**** EXERCISE MATERIAL

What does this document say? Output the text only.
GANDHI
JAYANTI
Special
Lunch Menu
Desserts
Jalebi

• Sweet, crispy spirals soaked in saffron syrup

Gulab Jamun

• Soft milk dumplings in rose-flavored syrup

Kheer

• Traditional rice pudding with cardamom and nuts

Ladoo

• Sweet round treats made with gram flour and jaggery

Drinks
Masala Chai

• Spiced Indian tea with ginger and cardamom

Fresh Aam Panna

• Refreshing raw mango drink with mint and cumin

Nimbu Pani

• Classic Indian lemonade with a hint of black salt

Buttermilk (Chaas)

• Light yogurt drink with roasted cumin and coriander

********

* **SHORT TASK**
Find the lines that include the string "Indian", then copy each of them.

* **REPLY TO THE EXERCISE**
• Spiced Indian tea with ginger and cardamom
• Classic Indian lemonade with a hint of black salt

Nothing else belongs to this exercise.